**What the task asks**
Faithfully return all lines, omitting every embedded picture.

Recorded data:
+ + +

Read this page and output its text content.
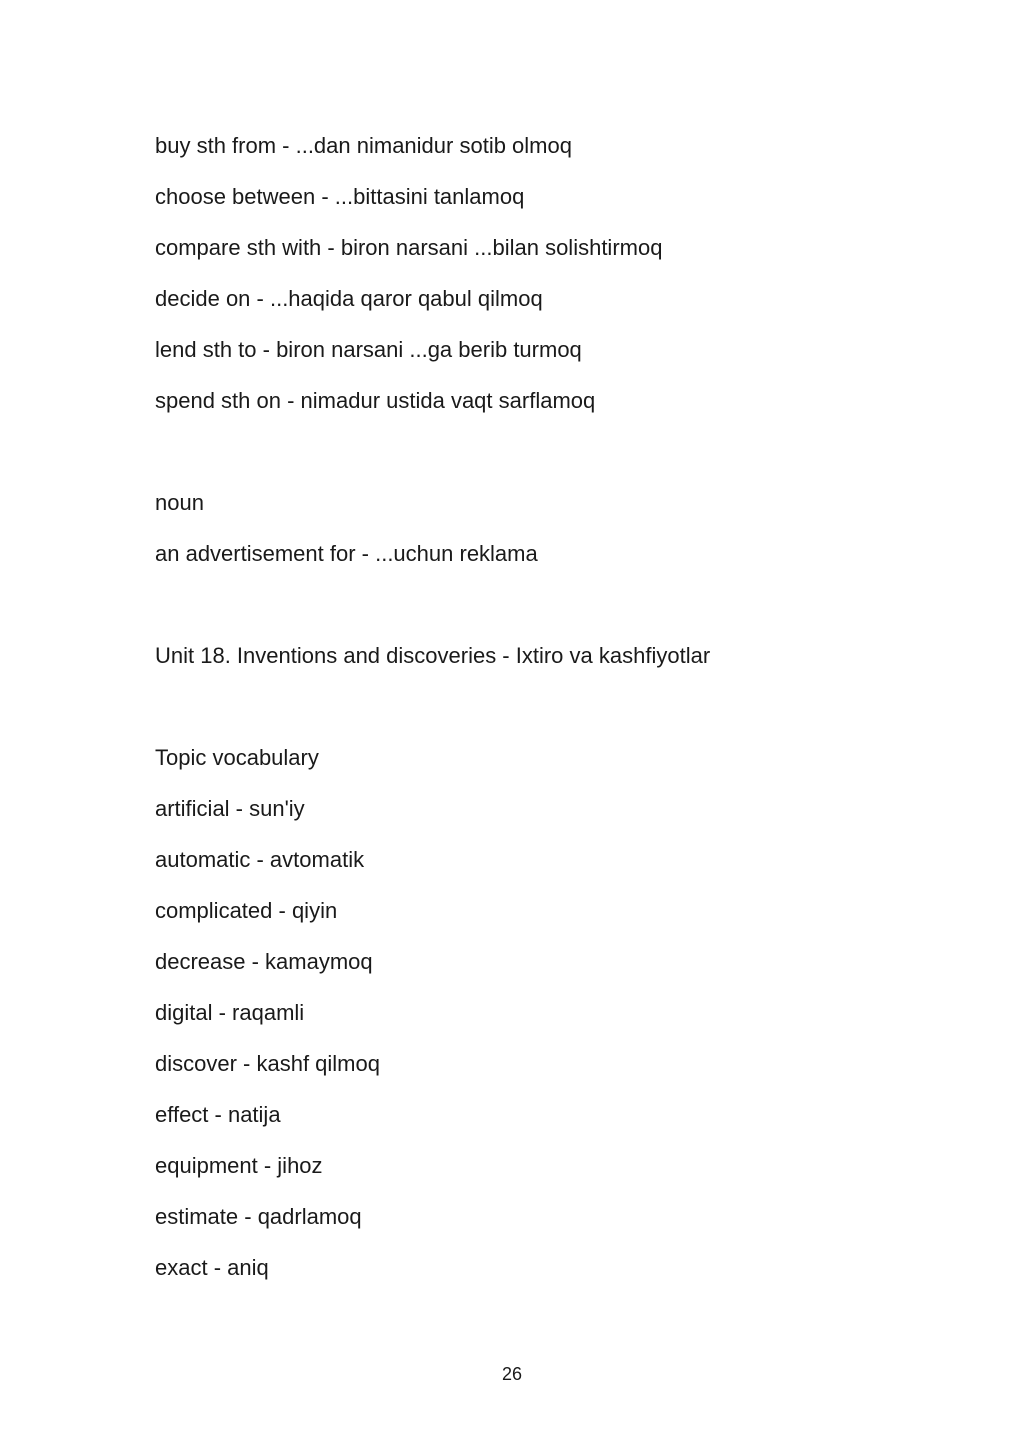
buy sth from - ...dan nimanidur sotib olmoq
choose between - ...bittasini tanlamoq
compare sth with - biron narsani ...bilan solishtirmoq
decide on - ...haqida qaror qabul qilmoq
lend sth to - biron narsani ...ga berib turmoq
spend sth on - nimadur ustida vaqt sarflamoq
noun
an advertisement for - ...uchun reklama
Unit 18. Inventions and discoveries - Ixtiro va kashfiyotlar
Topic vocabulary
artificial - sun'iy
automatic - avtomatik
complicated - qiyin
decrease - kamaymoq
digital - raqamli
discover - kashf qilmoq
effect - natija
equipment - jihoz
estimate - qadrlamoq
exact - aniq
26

+ + +

**Task response**
Read this page and output its text content.
buy sth from - ...dan nimanidur sotib olmoq
choose between - ...bittasini tanlamoq
compare sth with - biron narsani ...bilan solishtirmoq
decide on - ...haqida qaror qabul qilmoq
lend sth to - biron narsani ...ga berib turmoq
spend sth on - nimadur ustida vaqt sarflamoq
noun
an advertisement for - ...uchun reklama
Unit 18. Inventions and discoveries - Ixtiro va kashfiyotlar
Topic vocabulary
artificial - sun'iy
automatic - avtomatik
complicated - qiyin
decrease - kamaymoq
digital - raqamli
discover - kashf qilmoq
effect - natija
equipment - jihoz
estimate - qadrlamoq
exact - aniq
26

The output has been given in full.